## EXTRACT PROVIDED

◆ ◆ ◆ ◆

Comfort the Afflicted

Many Nigerians are depressed, and the less informed among them are committing suicide. The number of people who take their life in the country every day may never be known because only a fraction of the cases is reported. At the same time, the rate of sudden death in the country has also gone high. Likely, some of those reported dead before any sign of illness were people who took their own lives silently.

What is happening?

The bad times are certainly to blame: There are no jobs. There is little food. Businesses are collapsing. Mass poverty and insecurity are the results. In this nation of pretenders, however, many hide their want and deprivation in good clothing. But in the streets, unhappy faces are common: men in their 40s and 50s who have never been married, though they clutch university degrees; women in their 30s and 40s who are not getting suitors because the men are not ready for them. Out of frustration, many have turned to prostitution or crime. The men (and some women) have turned to drugs, hot drinks and cigarettes.

More people are dropping into the poverty cesspool every day, thanks to the failure of most government policies and programmes. Let everyone understand this and stop inflicting emotional trauma on themselves or on other Nigerians who are already distressed. It is out of desperation that so many young Nigerians have been perishing in the Mediterranean Sea and Sahara desert while trying to escape to Europe. Those who eventually reach Europe live in slavery or land in prisons from where they are deported back to Nigeria. Some women reportedly eat faeces in some countries!

◆ ◆ ◆ ◆

## DESCRIPTION OF THE TASK
Continue the essay on hardship and despair in Nigeria, picking up right after its final sentence.

Rows from a dataset
◆ ◆ ◆ ◆

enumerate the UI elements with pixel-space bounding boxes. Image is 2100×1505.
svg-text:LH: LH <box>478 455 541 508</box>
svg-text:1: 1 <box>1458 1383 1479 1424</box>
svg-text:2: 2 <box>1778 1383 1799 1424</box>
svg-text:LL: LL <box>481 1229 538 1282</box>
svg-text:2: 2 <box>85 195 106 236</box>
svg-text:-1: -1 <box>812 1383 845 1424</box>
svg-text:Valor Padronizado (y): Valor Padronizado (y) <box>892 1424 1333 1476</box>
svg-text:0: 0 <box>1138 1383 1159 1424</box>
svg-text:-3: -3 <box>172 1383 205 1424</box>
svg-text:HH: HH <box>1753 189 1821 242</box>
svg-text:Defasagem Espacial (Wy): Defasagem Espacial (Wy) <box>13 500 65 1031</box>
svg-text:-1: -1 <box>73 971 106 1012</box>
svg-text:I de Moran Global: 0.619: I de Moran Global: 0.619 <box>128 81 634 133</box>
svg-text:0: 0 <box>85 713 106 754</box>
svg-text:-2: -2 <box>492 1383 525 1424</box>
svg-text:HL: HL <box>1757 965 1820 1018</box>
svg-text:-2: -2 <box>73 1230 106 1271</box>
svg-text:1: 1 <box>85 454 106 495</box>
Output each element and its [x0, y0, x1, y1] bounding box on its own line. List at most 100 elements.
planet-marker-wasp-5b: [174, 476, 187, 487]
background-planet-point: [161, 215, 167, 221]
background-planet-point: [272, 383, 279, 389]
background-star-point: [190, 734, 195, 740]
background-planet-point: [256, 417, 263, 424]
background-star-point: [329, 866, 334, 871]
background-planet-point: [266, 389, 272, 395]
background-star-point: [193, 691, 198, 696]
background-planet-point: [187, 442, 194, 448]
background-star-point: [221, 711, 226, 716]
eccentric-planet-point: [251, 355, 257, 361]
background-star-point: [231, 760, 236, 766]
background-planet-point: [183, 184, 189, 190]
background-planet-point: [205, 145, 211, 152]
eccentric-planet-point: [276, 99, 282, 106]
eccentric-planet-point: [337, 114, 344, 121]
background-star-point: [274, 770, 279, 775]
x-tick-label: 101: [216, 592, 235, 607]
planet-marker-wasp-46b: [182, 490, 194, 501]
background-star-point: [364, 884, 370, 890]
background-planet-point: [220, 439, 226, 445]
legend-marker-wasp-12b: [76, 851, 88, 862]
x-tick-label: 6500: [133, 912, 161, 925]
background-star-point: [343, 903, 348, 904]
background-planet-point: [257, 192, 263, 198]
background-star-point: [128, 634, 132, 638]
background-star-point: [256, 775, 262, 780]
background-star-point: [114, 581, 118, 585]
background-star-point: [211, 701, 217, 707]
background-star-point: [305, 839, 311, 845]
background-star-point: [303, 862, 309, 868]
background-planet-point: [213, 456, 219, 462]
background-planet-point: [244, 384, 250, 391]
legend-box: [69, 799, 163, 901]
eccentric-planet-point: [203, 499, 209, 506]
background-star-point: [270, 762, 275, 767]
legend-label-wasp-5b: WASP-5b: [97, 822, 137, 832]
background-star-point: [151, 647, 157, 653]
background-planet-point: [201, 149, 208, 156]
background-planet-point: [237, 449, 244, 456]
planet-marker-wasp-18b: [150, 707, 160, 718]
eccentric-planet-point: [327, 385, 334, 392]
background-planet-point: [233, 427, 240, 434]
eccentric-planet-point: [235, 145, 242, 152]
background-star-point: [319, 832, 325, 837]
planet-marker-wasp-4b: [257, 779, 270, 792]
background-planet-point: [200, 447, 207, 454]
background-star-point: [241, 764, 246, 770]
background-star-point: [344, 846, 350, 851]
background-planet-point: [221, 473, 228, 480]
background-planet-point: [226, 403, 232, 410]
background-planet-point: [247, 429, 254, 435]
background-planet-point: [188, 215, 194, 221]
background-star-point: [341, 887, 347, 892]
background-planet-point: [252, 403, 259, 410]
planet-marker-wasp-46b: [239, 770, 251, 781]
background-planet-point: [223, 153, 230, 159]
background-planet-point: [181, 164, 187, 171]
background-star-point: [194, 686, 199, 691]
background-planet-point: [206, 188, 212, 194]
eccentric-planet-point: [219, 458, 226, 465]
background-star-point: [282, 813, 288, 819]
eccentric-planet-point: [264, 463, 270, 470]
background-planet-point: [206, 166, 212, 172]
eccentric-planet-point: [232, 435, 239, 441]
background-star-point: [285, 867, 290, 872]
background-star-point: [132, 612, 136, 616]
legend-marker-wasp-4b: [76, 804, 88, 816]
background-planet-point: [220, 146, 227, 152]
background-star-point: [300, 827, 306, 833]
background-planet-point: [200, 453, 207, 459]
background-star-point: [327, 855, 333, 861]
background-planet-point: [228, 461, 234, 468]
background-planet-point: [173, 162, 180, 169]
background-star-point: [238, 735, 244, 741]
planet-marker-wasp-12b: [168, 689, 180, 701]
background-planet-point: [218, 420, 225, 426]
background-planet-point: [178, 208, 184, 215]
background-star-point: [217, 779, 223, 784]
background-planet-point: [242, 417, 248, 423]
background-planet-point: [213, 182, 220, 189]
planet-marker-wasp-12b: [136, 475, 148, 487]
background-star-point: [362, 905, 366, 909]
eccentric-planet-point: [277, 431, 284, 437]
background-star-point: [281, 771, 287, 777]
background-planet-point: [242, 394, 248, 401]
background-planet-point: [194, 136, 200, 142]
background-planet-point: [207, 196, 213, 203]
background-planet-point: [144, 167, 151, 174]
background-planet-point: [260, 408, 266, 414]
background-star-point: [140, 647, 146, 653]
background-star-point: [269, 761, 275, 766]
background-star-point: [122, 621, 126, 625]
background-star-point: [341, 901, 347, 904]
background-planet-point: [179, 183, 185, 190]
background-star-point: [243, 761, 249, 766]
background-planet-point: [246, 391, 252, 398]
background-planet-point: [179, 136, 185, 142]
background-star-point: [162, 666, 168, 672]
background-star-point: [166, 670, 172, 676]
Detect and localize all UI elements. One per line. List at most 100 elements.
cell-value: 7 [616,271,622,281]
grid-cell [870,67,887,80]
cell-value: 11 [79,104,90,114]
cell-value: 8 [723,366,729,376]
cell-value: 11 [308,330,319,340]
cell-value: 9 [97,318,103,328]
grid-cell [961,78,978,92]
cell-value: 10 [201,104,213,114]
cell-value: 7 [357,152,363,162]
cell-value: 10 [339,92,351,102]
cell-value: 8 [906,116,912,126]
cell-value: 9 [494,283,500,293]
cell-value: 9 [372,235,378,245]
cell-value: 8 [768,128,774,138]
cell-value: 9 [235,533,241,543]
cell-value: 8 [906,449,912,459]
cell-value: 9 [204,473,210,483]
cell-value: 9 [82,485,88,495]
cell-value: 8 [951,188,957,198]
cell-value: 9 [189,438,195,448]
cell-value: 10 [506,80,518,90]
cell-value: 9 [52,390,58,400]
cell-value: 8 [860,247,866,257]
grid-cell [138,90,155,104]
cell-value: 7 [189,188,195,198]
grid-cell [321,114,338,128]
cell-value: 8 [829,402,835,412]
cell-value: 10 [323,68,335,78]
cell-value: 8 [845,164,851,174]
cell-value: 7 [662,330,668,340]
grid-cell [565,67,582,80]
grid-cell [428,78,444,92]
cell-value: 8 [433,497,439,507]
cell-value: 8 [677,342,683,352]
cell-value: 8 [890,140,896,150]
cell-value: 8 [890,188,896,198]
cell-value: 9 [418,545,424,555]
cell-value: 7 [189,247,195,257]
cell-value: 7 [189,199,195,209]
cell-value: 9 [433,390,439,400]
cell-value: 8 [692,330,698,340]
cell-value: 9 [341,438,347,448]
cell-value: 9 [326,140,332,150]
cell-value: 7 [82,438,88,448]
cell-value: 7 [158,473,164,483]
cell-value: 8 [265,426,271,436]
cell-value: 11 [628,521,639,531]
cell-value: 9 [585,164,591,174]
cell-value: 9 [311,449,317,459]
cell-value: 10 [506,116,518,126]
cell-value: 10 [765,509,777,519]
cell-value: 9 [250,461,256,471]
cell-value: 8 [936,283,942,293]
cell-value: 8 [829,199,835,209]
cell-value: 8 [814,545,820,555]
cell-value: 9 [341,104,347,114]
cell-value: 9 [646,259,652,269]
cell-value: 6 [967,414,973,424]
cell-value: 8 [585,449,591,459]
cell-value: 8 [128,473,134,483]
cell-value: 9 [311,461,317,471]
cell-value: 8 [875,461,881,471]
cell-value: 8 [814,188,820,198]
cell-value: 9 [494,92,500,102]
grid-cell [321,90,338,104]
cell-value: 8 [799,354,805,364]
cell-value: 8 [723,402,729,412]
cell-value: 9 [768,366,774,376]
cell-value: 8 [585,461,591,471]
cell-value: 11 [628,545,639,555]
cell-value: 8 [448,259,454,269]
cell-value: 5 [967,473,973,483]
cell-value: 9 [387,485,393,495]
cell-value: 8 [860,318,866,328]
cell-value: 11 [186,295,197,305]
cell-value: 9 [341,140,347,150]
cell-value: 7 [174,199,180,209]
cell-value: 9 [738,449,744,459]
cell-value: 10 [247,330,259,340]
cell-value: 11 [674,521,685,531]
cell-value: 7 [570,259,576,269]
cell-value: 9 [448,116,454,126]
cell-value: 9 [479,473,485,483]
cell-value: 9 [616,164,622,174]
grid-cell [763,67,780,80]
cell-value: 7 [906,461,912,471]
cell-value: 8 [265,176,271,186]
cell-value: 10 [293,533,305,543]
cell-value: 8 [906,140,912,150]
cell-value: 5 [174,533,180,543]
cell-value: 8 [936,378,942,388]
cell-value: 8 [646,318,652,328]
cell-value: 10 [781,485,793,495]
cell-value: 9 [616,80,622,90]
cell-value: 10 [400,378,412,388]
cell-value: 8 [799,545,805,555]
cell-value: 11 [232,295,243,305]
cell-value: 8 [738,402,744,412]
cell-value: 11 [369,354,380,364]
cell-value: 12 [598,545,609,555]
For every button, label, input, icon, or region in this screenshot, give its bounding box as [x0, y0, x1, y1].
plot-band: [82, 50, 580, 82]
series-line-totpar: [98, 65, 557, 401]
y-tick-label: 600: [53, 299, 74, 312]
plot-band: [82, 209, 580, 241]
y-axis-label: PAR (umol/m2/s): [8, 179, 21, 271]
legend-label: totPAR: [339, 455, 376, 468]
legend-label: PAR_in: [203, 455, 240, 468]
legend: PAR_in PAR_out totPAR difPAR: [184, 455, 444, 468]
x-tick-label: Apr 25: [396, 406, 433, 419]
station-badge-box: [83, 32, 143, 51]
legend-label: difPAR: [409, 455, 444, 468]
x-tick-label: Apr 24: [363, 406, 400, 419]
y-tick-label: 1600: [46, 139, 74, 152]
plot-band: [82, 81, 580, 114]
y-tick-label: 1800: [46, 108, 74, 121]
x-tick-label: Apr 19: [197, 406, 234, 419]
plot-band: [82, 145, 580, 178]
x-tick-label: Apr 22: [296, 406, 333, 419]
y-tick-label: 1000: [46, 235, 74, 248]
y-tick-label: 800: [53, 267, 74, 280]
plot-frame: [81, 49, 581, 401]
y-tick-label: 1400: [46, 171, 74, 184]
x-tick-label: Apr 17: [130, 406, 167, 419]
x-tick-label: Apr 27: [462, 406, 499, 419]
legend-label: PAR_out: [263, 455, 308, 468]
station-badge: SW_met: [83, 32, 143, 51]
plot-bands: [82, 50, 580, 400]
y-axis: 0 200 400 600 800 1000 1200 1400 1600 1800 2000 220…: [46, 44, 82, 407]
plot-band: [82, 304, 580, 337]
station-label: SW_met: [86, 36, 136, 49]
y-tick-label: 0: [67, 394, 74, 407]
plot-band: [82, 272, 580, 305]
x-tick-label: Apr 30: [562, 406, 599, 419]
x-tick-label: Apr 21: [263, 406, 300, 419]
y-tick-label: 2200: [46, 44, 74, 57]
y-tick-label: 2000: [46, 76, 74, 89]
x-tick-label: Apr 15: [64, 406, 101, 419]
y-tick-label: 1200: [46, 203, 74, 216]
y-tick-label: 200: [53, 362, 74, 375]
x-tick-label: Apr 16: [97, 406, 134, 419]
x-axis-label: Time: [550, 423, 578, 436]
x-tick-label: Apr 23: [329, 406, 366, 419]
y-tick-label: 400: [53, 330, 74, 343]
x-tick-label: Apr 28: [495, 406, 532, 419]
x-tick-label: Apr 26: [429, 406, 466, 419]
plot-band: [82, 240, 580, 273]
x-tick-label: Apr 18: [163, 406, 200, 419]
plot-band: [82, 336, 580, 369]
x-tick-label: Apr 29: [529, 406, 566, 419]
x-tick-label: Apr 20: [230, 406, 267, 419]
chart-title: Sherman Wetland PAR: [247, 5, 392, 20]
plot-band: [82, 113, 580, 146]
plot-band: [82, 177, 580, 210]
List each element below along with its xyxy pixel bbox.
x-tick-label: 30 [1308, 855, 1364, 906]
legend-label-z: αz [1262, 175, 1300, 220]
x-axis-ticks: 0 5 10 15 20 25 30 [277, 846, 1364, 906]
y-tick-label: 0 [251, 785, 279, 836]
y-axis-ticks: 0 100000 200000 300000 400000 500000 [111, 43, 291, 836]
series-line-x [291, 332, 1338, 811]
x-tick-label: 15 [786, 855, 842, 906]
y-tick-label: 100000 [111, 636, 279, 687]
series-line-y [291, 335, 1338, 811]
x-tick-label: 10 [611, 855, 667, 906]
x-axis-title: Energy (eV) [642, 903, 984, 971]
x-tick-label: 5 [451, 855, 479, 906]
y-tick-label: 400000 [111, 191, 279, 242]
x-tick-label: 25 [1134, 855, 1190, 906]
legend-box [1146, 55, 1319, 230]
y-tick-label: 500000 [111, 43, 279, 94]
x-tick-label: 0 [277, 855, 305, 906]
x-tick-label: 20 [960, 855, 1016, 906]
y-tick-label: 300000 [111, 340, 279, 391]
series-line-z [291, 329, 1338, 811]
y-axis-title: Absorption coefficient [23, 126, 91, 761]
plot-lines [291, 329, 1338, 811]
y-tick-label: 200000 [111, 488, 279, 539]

◆ ◆ ◆ ◆

## ANSWER TO THE PROBLEM
The country is dying because schools have multiplied and have been churning out young people. Industries that should have accommodated school leavers have all folded up. Almost all of the nation’s funds circulate around government; even the few successful private businesses are those tied to the government. To make money in today’s Nigeria, you either become a public “servant” or collaborate with public “servants” to do overinflated or non-existent contracts or enjoy waivers for imported goods.  In many “juicy” government agencies like the NNPC, NDIC and Central Bank, many employees share surnames with serving or retired public “servants”.  The children of the unknown respond to advertisements, not knowing that they are helping to justify the employment letters already prepared for the children of the powerful and the influential.

Although hard times exist, they are not the major reason many Nigerians are losing hope and committing suicide, however. It is mainly because Nigerians are no longer their brother’s keeper. Worshipping of money has become the majority’s preoccupation now. The rich are celebrated even in religious houses; the poor are despised.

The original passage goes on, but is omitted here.